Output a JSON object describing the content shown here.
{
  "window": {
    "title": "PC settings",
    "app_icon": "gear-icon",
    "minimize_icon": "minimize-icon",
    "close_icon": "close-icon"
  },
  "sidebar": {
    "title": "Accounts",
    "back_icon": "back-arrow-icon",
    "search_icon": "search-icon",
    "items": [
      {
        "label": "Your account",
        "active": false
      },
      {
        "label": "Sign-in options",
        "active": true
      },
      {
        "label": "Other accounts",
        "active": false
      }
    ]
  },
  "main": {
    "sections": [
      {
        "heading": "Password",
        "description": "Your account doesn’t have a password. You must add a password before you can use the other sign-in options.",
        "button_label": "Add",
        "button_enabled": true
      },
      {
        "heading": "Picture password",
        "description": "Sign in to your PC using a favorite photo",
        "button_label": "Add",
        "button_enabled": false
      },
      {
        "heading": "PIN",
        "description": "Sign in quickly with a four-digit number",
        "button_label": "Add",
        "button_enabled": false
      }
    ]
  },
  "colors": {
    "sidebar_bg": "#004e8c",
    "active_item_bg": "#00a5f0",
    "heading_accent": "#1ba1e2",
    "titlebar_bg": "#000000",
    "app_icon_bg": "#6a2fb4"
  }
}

....................

Written problem »
Transcribe each record exactly. Leave nothing out.

The result »
Output a JSON object describing the content shown here.
{
  "window": {
    "title": "PC settings",
    "app_icon": "gear-icon",
    "minimize_icon": "minimize-icon",
    "close_icon": "close-icon"
  },
  "sidebar": {
    "title": "Accounts",
    "back_icon": "back-arrow-icon",
    "search_icon": "search-icon",
    "items": [
      {
        "label": "Your account",
        "active": false
      },
      {
        "label": "Sign-in options",
        "active": true
      },
      {
        "label": "Other accounts",
        "active": false
      }
    ]
  },
  "main": {
    "sections": [
      {
        "heading": "Password",
        "description": "Your account doesn’t have a password. You must add a password before you can use the other sign-in options.",
        "button_label": "Add",
        "button_enabled": true
      },
      {
        "heading": "Picture password",
        "description": "Sign in to your PC using a favorite photo",
        "button_label": "Add",
        "button_enabled": false
      },
      {
        "heading": "PIN",
        "description": "Sign in quickly with a four-digit number",
        "button_label": "Add",
        "button_enabled": false
      }
    ]
  },
  "colors": {
    "sidebar_bg": "#004e8c",
    "active_item_bg": "#00a5f0",
    "heading_accent": "#1ba1e2",
    "titlebar_bg": "#000000",
    "app_icon_bg": "#6a2fb4"
  }
}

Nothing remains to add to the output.